TASK PROMPT:
Repeat the records exactly. Every line must match.

ENTRIES:

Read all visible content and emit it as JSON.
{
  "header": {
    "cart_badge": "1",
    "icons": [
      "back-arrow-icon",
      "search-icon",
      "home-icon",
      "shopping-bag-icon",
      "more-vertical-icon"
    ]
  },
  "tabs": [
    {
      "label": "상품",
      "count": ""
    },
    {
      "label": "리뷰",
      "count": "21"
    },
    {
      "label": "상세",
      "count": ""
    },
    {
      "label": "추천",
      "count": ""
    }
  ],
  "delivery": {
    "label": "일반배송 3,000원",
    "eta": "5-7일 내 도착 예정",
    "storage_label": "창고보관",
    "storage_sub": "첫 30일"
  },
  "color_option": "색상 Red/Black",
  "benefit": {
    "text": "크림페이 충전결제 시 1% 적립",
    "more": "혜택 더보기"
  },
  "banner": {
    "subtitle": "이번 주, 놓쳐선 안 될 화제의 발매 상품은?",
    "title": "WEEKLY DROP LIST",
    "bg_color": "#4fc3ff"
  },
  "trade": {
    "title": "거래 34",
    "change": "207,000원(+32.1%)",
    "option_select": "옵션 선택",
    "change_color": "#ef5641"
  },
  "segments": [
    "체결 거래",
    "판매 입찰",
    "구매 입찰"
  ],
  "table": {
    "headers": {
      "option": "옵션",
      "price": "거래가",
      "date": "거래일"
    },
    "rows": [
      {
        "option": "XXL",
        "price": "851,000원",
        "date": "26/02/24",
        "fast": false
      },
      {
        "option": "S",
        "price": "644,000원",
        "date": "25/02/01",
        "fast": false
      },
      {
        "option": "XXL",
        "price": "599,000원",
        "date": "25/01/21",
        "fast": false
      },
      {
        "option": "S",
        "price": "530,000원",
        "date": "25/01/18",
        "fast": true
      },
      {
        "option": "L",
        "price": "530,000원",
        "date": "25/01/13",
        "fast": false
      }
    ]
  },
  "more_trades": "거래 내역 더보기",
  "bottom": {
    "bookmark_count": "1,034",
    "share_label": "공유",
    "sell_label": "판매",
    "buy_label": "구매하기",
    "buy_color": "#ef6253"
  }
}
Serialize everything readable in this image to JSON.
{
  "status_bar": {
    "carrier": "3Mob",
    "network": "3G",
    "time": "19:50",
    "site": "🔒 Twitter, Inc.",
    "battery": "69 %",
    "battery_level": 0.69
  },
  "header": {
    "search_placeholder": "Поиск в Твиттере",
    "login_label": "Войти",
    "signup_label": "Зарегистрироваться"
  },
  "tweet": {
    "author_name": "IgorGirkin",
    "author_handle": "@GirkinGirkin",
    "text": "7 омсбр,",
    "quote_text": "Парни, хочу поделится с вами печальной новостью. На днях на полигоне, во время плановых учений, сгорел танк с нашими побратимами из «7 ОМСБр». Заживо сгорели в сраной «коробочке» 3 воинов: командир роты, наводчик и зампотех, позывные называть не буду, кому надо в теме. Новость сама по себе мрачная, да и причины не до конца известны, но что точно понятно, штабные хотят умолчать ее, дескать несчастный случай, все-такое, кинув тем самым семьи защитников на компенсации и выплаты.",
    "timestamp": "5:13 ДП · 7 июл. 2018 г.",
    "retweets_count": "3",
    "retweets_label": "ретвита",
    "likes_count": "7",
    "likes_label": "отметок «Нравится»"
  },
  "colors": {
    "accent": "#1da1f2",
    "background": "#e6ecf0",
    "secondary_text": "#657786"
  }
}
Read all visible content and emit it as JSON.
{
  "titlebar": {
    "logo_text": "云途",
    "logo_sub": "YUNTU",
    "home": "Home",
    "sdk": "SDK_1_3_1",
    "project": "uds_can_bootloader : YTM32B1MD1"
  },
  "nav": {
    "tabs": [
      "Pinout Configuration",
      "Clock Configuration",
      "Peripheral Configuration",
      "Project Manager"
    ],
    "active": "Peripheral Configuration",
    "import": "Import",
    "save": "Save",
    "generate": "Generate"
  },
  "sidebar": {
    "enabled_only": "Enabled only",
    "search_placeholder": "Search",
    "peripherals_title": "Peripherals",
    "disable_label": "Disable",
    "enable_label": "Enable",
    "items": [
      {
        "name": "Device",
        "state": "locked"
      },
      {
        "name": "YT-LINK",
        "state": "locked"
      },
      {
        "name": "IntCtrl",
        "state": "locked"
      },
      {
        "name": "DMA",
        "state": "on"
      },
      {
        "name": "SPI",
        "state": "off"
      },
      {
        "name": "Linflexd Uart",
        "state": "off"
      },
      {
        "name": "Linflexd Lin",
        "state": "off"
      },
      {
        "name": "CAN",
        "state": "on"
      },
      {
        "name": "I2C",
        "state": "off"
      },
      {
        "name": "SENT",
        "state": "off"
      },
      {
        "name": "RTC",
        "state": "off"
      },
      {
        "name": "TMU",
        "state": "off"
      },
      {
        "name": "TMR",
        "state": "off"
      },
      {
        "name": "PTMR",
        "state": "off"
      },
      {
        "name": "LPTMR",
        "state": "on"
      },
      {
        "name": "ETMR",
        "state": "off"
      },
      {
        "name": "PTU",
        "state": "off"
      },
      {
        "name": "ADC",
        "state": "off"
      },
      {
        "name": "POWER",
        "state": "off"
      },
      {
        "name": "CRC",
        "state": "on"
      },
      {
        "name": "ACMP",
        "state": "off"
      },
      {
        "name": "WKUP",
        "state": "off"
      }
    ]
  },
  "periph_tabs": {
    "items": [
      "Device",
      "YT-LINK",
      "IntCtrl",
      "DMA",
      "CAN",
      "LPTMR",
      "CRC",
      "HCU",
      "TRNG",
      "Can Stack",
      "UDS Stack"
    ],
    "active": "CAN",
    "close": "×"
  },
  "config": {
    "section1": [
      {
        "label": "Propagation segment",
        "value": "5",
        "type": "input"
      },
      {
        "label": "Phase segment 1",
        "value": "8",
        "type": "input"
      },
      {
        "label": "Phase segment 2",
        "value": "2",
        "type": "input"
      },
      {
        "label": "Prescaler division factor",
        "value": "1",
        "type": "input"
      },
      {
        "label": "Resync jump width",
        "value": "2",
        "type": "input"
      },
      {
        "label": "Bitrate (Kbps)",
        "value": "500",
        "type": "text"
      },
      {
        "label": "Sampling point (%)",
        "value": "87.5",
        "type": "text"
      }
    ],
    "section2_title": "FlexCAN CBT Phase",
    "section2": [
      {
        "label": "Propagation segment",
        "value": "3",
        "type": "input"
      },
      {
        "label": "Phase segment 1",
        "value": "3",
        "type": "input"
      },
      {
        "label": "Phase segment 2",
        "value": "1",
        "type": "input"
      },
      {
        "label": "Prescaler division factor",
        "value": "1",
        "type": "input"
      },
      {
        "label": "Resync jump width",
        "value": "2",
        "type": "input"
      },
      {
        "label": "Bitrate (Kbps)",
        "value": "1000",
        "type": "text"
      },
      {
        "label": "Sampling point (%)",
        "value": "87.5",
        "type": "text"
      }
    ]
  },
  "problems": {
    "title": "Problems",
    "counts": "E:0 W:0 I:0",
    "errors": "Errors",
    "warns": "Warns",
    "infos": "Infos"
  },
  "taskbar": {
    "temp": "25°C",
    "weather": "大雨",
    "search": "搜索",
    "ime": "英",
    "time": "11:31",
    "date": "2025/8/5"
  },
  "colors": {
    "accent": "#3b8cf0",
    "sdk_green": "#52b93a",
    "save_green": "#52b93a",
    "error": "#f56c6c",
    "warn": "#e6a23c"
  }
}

EXERCISE SOLUTION:
Read all visible content and emit it as JSON.
{
  "header": {
    "cart_badge": "1",
    "icons": [
      "back-arrow-icon",
      "search-icon",
      "home-icon",
      "shopping-bag-icon",
      "more-vertical-icon"
    ]
  },
  "tabs": [
    {
      "label": "상품",
      "count": ""
    },
    {
      "label": "리뷰",
      "count": "21"
    },
    {
      "label": "상세",
      "count": ""
    },
    {
      "label": "추천",
      "count": ""
    }
  ],
  "delivery": {
    "label": "일반배송 3,000원",
    "eta": "5-7일 내 도착 예정",
    "storage_label": "창고보관",
    "storage_sub": "첫 30일"
  },
  "color_option": "색상 Red/Black",
  "benefit": {
    "text": "크림페이 충전결제 시 1% 적립",
    "more": "혜택 더보기"
  },
  "banner": {
    "subtitle": "이번 주, 놓쳐선 안 될 화제의 발매 상품은?",
    "title": "WEEKLY DROP LIST",
    "bg_color": "#4fc3ff"
  },
  "trade": {
    "title": "거래 34",
    "change": "207,000원(+32.1%)",
    "option_select": "옵션 선택",
    "change_color": "#ef5641"
  },
  "segments": [
    "체결 거래",
    "판매 입찰",
    "구매 입찰"
  ],
  "table": {
    "headers": {
      "option": "옵션",
      "price": "거래가",
      "date": "거래일"
    },
    "rows": [
      {
        "option": "XXL",
        "price": "851,000원",
        "date": "26/02/24",
        "fast": false
      },
      {
        "option": "S",
        "price": "644,000원",
        "date": "25/02/01",
        "fast": false
      },
      {
        "option": "XXL",
        "price": "599,000원",
        "date": "25/01/21",
        "fast": false
      },
      {
        "option": "S",
        "price": "530,000원",
        "date": "25/01/18",
        "fast": true
      },
      {
        "option": "L",
        "price": "530,000원",
        "date": "25/01/13",
        "fast": false
      }
    ]
  },
  "more_trades": "거래 내역 더보기",
  "bottom": {
    "bookmark_count": "1,034",
    "share_label": "공유",
    "sell_label": "판매",
    "buy_label": "구매하기",
    "buy_color": "#ef6253"
  }
}
Serialize everything readable in this image to JSON.
{
  "status_bar": {
    "carrier": "3Mob",
    "network": "3G",
    "time": "19:50",
    "site": "🔒 Twitter, Inc.",
    "battery": "69 %",
    "battery_level": 0.69
  },
  "header": {
    "search_placeholder": "Поиск в Твиттере",
    "login_label": "Войти",
    "signup_label": "Зарегистрироваться"
  },
  "tweet": {
    "author_name": "IgorGirkin",
    "author_handle": "@GirkinGirkin",
    "text": "7 омсбр,",
    "quote_text": "Парни, хочу поделится с вами печальной новостью. На днях на полигоне, во время плановых учений, сгорел танк с нашими побратимами из «7 ОМСБр». Заживо сгорели в сраной «коробочке» 3 воинов: командир роты, наводчик и зампотех, позывные называть не буду, кому надо в теме. Новость сама по себе мрачная, да и причины не до конца известны, но что точно понятно, штабные хотят умолчать ее, дескать несчастный случай, все-такое, кинув тем самым семьи защитников на компенсации и выплаты.",
    "timestamp": "5:13 ДП · 7 июл. 2018 г.",
    "retweets_count": "3",
    "retweets_label": "ретвита",
    "likes_count": "7",
    "likes_label": "отметок «Нравится»"
  },
  "colors": {
    "accent": "#1da1f2",
    "background": "#e6ecf0",
    "secondary_text": "#657786"
  }
}
Read all visible content and emit it as JSON.
{
  "titlebar": {
    "logo_text": "云途",
    "logo_sub": "YUNTU",
    "home": "Home",
    "sdk": "SDK_1_3_1",
    "project": "uds_can_bootloader : YTM32B1MD1"
  },
  "nav": {
    "tabs": [
      "Pinout Configuration",
      "Clock Configuration",
      "Peripheral Configuration",
      "Project Manager"
    ],
    "active": "Peripheral Configuration",
    "import": "Import",
    "save": "Save",
    "generate": "Generate"
  },
  "sidebar": {
    "enabled_only": "Enabled only",
    "search_placeholder": "Search",
    "peripherals_title": "Peripherals",
    "disable_label": "Disable",
    "enable_label": "Enable",
    "items": [
      {
        "name": "Device",
        "state": "locked"
      },
      {
        "name": "YT-LINK",
        "state": "locked"
      },
      {
        "name": "IntCtrl",
        "state": "locked"
      },
      {
        "name": "DMA",
        "state": "on"
      },
      {
        "name": "SPI",
        "state": "off"
      },
      {
        "name": "Linflexd Uart",
        "state": "off"
      },
      {
        "name": "Linflexd Lin",
        "state": "off"
      },
      {
        "name": "CAN",
        "state": "on"
      },
      {
        "name": "I2C",
        "state": "off"
      },
      {
        "name": "SENT",
        "state": "off"
      },
      {
        "name": "RTC",
        "state": "off"
      },
      {
        "name": "TMU",
        "state": "off"
      },
      {
        "name": "TMR",
        "state": "off"
      },
      {
        "name": "PTMR",
        "state": "off"
      },
      {
        "name": "LPTMR",
        "state": "on"
      },
      {
        "name": "ETMR",
        "state": "off"
      },
      {
        "name": "PTU",
        "state": "off"
      },
      {
        "name": "ADC",
        "state": "off"
      },
      {
        "name": "POWER",
        "state": "off"
      },
      {
        "name": "CRC",
        "state": "on"
      },
      {
        "name": "ACMP",
        "state": "off"
      },
      {
        "name": "WKUP",
        "state": "off"
      }
    ]
  },
  "periph_tabs": {
    "items": [
      "Device",
      "YT-LINK",
      "IntCtrl",
      "DMA",
      "CAN",
      "LPTMR",
      "CRC",
      "HCU",
      "TRNG",
      "Can Stack",
      "UDS Stack"
    ],
    "active": "CAN",
    "close": "×"
  },
  "config": {
    "section1": [
      {
        "label": "Propagation segment",
        "value": "5",
        "type": "input"
      },
      {
        "label": "Phase segment 1",
        "value": "8",
        "type": "input"
      },
      {
        "label": "Phase segment 2",
        "value": "2",
        "type": "input"
      },
      {
        "label": "Prescaler division factor",
        "value": "1",
        "type": "input"
      },
      {
        "label": "Resync jump width",
        "value": "2",
        "type": "input"
      },
      {
        "label": "Bitrate (Kbps)",
        "value": "500",
        "type": "text"
      },
      {
        "label": "Sampling point (%)",
        "value": "87.5",
        "type": "text"
      }
    ],
    "section2_title": "FlexCAN CBT Phase",
    "section2": [
      {
        "label": "Propagation segment",
        "value": "3",
        "type": "input"
      },
      {
        "label": "Phase segment 1",
        "value": "3",
        "type": "input"
      },
      {
        "label": "Phase segment 2",
        "value": "1",
        "type": "input"
      },
      {
        "label": "Prescaler division factor",
        "value": "1",
        "type": "input"
      },
      {
        "label": "Resync jump width",
        "value": "2",
        "type": "input"
      },
      {
        "label": "Bitrate (Kbps)",
        "value": "1000",
        "type": "text"
      },
      {
        "label": "Sampling point (%)",
        "value": "87.5",
        "type": "text"
      }
    ]
  },
  "problems": {
    "title": "Problems",
    "counts": "E:0 W:0 I:0",
    "errors": "Errors",
    "warns": "Warns",
    "infos": "Infos"
  },
  "taskbar": {
    "temp": "25°C",
    "weather": "大雨",
    "search": "搜索",
    "ime": "英",
    "time": "11:31",
    "date": "2025/8/5"
  },
  "colors": {
    "accent": "#3b8cf0",
    "sdk_green": "#52b93a",
    "save_green": "#52b93a",
    "error": "#f56c6c",
    "warn": "#e6a23c"
  }
}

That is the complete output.